╭─ Artikel
Tidak mengherankan bila siswa berlomba-lomba untuk dapat diterima di sekolah yang dipandang bermutu itu. Terbatasnya daya tampung sekolah-sekolah yang dipandang bermutu mau tidak mau akhirnya melahirkan sistem seleksi yang antara lain ditentukan kemampuan akademik siswa melalui hasil tes terstandar, seperti UN. Sistem zonasi yang mulai diperkenalkan di beberapa daerah untuk memberikan kesempatan kepada siswa bersekolah di lingkungan tempat tinggal ternyata tidak selalu disambut positif. Tidak jarang orangtua ataupun siswa sendiri yang berpandangan bahwa sistem zonasi itu tidak adil karena membuka peluang siswa dengan nilai UN lebih rendah justru dapat diterima di sekolah unggulan karena diuntungkan lokasi rumah yang berada di zona sekolah unggulan itu. Meskipun perlu diteliti lebih lanjut, tampaknya ada pandangan di tengah-tengah masyarakat bahwa siswa-siswa yang lebih mampu secara akademiklah yang lebih berhak bersekolah di sekolah-sekolah bermutu. Padahal, Pasal 5 Ayat (1) UU No 20/2003 tentang Sistem Pendidikan Nasional secara tegas menyebutkan 'Setiap warga negara berhak atas pendidikan bermutu'.

Kolaborasi

Salah satu kata kunci yang kerap dilontarkan dalam upaya meningkatkan mutu pendidikan di tengah berbagai keterbatasan ialah kolaborasi. Andreas Schleicher, Direktur Pendidikan dan Kecakapan OECD yang menjadi salah satu pembicara dalam rangkaian acara pembukaan dan pembicara dalam forum Meet the Mentor, menyatakan peningkatan mutu pendidikan dapat diupayakan, antara lain melalui peningkatan profesionalisme guru dengan membangun jejaring antarguru sehingga mereka dapat saling berbagi pengalaman dan saling mendukung untuk mencapai standar yang tinggi dalam pengajaran. Menarik minat lulusan-lulusan terbaik untuk memperkuat dunia pendidikan merupakan langkah yang penting, menurut Schleicher, tetapi akan terlalu lama. Investasi kolektif dapat segera dilakukan dengan membangun kolaborasi antarguru untuk meningkatkan profesionalisme mereka.

Merujuk pada penelitian-penelitian yang dilakukan OECD, kolaborasi profesional antarguru, menurut Schleicher, dapat dilakukan melalui team teaching, pengembangan profesional secara kolaboratif, aktivitas-aktivitas bersama, ataupun observasi kelas. Schleicher mencontohkan Shanghai, Tiongkok, yang berhasil meningkatkan kinerja pendidikan sebagaimana tecermin dalam hasil PISA (Programme for International Student Assessment) melalui peningkatan profesionalisme guru melalui kegiatan-kegiatan kolaboratif. Guru-guru di Shanghai, misalnya, mengajar sekitar 12 jam-16 jam per minggu dan menggunakan banyak waktu mereka untuk saling berbagi dengan guru-guru lain ataupun menjalin komunikasi yang intensif dengan orangtua siswa demi kesuksesan belajar anak-anak mereka.
╰─
Bisakah Anda menyalin bagian artikel tentang mutu pendidikan di atas tanpa mengubah apa pun, mulai dari "Salah satu kata" dan terus sampai "meningkatkan profesionalisme mereka."?
╭─ Daftar Entri
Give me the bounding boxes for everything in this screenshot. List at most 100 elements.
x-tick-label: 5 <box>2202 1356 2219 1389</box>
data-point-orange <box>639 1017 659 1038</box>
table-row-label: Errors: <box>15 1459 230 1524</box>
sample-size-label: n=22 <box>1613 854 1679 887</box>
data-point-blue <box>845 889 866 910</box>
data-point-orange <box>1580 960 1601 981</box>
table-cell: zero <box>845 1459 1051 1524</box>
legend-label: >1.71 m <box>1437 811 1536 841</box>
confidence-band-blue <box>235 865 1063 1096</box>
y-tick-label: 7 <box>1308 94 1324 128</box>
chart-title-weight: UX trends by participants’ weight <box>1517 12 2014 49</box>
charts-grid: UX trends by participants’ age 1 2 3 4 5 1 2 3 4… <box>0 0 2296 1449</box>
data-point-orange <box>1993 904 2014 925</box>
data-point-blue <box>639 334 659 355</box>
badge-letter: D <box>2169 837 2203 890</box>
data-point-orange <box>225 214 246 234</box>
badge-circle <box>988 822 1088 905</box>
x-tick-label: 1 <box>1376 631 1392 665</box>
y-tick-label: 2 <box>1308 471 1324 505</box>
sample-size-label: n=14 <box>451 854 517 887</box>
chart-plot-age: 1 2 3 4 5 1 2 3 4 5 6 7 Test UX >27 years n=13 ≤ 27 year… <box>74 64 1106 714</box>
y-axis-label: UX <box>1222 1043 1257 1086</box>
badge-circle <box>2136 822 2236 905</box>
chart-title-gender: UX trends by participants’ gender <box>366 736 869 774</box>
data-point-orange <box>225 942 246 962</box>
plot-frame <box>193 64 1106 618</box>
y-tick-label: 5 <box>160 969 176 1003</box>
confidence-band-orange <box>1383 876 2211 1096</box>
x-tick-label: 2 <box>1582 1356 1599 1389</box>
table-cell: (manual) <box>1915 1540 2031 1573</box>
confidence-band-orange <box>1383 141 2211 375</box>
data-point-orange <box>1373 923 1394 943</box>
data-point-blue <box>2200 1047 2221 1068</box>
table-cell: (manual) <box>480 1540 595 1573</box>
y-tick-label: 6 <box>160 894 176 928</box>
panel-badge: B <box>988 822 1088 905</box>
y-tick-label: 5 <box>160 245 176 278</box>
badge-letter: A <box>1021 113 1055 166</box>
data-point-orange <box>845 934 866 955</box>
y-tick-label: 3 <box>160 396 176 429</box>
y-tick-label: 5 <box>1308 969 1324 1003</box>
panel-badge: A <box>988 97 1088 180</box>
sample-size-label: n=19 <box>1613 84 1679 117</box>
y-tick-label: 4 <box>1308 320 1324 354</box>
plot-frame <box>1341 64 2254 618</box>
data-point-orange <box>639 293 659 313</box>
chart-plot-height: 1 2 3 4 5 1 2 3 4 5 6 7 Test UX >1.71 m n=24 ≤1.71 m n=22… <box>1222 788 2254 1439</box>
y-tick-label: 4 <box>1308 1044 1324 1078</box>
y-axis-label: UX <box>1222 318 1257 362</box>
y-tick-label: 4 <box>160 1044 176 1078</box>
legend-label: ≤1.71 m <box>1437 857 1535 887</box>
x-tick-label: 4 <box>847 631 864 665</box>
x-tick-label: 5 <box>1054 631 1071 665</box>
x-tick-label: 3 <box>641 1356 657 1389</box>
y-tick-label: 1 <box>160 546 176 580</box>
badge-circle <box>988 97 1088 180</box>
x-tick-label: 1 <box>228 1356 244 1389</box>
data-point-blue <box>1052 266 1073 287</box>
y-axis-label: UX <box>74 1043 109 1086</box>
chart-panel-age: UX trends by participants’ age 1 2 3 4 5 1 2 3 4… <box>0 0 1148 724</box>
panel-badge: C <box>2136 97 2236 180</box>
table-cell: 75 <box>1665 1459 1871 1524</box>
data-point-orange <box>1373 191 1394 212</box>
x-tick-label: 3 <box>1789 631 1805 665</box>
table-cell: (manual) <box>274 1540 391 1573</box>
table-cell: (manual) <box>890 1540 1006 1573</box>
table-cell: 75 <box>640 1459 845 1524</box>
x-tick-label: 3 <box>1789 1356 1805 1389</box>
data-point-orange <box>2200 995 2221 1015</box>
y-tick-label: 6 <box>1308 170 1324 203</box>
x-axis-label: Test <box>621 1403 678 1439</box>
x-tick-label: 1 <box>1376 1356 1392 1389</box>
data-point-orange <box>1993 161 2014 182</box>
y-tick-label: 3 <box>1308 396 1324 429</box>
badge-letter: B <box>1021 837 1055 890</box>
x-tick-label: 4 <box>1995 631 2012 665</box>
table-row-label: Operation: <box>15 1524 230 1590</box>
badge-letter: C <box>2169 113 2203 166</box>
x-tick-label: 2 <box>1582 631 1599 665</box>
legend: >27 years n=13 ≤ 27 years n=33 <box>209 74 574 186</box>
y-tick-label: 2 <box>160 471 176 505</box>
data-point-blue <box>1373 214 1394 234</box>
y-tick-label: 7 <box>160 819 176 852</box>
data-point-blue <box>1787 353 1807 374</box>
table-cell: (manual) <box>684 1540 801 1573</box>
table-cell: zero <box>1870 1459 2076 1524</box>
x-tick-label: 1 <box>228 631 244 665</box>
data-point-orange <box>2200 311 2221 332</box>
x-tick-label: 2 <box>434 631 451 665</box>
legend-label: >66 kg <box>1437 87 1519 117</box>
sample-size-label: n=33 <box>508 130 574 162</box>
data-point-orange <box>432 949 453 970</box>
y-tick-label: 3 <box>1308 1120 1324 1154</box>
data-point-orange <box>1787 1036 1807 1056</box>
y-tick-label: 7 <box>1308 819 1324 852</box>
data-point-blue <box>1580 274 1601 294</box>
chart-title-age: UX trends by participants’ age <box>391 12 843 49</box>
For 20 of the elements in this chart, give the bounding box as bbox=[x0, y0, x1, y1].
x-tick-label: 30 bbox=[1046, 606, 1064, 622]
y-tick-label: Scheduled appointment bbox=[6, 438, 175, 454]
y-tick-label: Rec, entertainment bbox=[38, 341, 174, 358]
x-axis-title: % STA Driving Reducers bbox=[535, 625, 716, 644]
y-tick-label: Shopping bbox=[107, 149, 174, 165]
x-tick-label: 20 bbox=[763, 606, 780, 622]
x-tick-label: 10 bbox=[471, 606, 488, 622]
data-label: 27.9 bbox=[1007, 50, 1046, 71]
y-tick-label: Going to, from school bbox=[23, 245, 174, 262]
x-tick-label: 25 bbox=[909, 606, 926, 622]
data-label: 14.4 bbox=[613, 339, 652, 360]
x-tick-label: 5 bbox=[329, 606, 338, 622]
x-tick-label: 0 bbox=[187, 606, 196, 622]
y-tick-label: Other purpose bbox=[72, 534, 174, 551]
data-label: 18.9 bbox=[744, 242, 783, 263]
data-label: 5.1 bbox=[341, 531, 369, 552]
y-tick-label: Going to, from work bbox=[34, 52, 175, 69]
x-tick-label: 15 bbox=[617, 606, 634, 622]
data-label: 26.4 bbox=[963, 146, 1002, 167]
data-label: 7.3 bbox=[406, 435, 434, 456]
╰─
### Jawaban yang Diharapkan
Salah satu kata kunci yang kerap dilontarkan dalam upaya meningkatkan mutu pendidikan di tengah berbagai keterbatasan ialah kolaborasi. Andreas Schleicher, Direktur Pendidikan dan Kecakapan OECD yang menjadi salah satu pembicara dalam rangkaian acara pembukaan dan pembicara dalam forum Meet the Mentor, menyatakan peningkatan mutu pendidikan dapat diupayakan, antara lain melalui peningkatan profesionalisme guru dengan membangun jejaring antarguru sehingga mereka dapat saling berbagi pengalaman dan saling mendukung untuk mencapai standar yang tinggi dalam pengajaran. Menarik minat lulusan-lulusan terbaik untuk memperkuat dunia pendidikan merupakan langkah yang penting, menurut Schleicher, tetapi akan terlalu lama. Investasi kolektif dapat segera dilakukan dengan membangun kolaborasi antarguru untuk meningkatkan profesionalisme mereka.